** STORED ROWS **
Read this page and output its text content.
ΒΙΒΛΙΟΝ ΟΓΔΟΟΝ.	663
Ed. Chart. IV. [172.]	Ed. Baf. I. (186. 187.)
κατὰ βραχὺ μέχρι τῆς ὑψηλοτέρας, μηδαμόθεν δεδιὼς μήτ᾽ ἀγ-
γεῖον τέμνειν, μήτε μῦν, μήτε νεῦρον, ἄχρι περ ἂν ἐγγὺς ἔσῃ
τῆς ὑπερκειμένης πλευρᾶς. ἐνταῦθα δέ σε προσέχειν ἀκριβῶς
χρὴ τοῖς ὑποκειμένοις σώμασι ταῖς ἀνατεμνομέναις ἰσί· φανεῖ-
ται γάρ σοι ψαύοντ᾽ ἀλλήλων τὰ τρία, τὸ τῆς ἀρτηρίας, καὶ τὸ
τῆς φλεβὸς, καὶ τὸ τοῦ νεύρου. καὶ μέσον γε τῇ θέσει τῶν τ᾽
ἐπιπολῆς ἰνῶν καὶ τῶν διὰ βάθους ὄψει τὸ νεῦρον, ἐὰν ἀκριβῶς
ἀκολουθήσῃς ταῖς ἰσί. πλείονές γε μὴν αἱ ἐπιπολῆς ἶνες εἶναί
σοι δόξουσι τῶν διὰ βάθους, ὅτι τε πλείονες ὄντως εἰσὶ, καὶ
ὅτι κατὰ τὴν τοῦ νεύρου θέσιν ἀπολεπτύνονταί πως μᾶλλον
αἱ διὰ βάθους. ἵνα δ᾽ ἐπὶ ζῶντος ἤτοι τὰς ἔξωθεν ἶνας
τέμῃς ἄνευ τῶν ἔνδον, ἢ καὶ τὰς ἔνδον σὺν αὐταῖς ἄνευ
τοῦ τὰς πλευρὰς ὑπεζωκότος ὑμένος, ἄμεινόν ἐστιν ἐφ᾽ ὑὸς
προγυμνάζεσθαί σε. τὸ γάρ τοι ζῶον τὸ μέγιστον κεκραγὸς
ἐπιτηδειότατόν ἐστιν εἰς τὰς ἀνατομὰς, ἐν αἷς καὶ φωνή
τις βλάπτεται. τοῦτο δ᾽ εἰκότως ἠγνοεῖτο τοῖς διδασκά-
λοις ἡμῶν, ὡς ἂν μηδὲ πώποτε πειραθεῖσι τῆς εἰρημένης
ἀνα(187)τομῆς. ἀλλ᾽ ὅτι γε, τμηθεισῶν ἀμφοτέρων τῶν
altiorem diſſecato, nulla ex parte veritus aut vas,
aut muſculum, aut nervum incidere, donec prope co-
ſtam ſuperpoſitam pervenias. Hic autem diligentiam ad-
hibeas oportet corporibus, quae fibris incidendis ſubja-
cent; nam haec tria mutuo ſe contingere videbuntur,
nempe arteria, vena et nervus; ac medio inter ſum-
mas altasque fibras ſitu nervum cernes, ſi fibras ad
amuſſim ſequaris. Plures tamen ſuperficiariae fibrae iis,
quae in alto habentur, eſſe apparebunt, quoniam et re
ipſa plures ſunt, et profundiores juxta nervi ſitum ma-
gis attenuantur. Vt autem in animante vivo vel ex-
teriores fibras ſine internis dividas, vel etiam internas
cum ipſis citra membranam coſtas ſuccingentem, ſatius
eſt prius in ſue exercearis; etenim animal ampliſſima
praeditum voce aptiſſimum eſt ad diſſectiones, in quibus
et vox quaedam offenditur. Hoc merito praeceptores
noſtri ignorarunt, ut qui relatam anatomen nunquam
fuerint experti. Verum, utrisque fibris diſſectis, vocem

** REQUIRED TASK **
Copy each line from the data above that includes "ἐστιν".

** TASK ANSWER **
τοῦ τὰς πλευρὰς ὑπεζωκότος ὑμένος, ἄμεινόν ἐστιν ἐφ᾽ ὑὸς
ἐπιτηδειότατόν ἐστιν εἰς τὰς ἀνατομὰς, ἐν αἷς καὶ φωνή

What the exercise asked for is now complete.